* Data provided *
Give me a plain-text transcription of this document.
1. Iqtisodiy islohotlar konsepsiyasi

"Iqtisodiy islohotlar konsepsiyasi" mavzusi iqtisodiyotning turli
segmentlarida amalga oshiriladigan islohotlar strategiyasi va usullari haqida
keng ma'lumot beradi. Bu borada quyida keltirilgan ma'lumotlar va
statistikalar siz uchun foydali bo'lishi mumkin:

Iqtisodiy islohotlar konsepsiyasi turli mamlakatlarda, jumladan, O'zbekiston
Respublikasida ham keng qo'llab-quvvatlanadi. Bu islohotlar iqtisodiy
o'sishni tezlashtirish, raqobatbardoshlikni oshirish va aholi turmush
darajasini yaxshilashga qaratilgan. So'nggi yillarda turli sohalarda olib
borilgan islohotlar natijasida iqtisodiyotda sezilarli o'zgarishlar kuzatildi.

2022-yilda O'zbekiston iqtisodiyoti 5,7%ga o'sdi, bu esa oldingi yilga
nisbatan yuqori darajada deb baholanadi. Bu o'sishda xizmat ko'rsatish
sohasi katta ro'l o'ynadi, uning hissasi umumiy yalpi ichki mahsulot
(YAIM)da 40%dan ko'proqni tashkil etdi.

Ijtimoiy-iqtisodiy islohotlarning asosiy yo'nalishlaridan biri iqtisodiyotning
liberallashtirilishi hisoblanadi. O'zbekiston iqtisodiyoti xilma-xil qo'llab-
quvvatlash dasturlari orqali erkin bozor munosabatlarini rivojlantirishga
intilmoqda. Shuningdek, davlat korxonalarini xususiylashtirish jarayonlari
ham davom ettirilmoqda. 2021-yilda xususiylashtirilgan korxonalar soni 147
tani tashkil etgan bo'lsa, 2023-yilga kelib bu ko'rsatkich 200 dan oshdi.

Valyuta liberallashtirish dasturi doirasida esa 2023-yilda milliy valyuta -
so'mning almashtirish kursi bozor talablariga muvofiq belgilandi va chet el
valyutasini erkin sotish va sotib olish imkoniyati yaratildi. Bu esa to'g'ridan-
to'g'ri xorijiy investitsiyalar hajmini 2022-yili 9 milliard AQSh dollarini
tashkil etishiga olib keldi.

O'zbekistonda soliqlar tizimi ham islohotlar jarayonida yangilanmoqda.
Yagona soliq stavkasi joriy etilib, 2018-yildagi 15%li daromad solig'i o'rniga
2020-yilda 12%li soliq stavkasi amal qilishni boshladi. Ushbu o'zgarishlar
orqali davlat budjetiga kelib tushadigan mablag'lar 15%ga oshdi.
---
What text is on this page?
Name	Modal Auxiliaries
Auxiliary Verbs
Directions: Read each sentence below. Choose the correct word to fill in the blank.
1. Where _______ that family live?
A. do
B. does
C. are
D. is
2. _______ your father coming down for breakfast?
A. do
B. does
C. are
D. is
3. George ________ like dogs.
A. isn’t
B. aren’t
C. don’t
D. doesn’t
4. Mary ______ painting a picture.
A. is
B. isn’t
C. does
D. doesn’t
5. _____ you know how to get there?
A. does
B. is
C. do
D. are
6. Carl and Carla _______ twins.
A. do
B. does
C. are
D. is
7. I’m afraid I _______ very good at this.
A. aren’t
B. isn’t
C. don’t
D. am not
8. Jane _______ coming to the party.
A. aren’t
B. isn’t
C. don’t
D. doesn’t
---
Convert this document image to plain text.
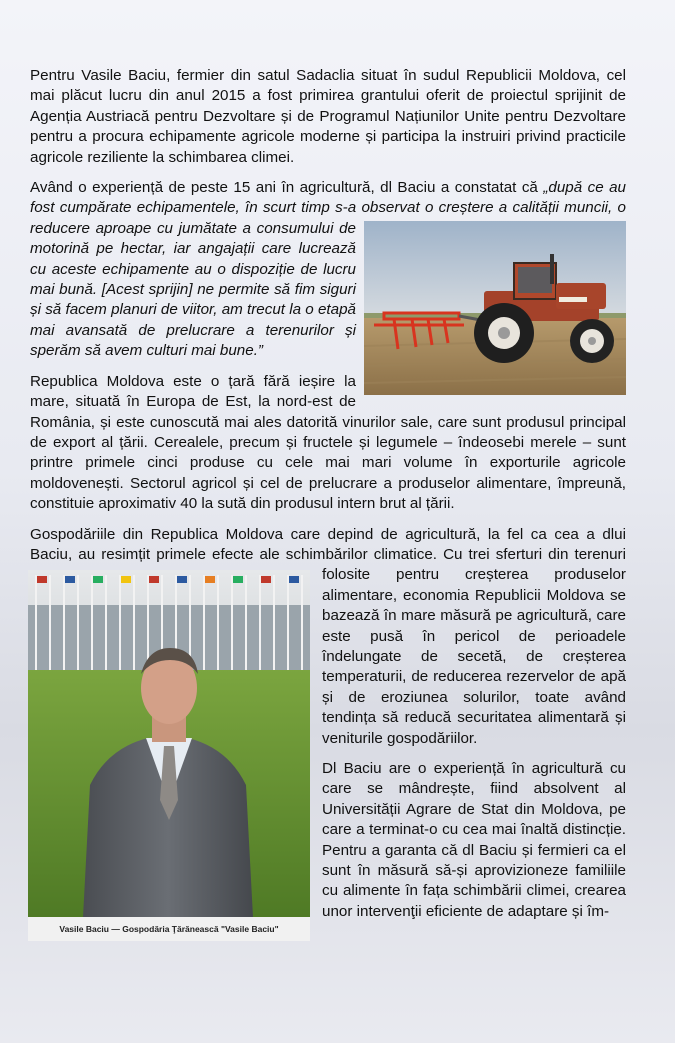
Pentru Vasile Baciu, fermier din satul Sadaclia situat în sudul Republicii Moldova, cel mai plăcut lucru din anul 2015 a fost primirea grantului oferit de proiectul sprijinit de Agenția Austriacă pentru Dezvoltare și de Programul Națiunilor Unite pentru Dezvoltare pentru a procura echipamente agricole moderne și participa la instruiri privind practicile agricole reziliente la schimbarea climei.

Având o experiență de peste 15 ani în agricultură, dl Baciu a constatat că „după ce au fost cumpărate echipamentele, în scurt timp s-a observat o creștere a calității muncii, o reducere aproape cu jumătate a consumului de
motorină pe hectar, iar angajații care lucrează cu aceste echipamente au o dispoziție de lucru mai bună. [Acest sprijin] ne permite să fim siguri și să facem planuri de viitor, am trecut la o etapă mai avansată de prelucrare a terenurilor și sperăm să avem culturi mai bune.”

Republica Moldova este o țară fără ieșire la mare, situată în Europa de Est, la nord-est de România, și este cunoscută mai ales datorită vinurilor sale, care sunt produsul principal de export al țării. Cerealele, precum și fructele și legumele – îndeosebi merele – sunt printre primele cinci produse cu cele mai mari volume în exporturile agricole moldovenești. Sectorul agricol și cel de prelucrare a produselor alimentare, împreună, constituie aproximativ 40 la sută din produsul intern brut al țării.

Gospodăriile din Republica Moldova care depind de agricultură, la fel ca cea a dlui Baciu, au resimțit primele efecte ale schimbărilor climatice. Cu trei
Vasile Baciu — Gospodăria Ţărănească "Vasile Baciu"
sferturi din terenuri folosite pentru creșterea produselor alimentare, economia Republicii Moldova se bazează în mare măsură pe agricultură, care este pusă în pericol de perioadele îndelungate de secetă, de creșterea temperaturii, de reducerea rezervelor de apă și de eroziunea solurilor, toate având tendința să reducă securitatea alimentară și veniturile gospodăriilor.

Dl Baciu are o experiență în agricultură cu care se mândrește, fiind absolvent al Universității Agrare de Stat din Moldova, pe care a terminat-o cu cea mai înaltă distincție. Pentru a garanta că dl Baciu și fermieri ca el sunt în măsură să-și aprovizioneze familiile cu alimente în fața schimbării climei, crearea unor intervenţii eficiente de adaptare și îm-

* Work instructions *
Report how many lines include the word "Republica". Give nothing but the number.

* Finished exercise *
2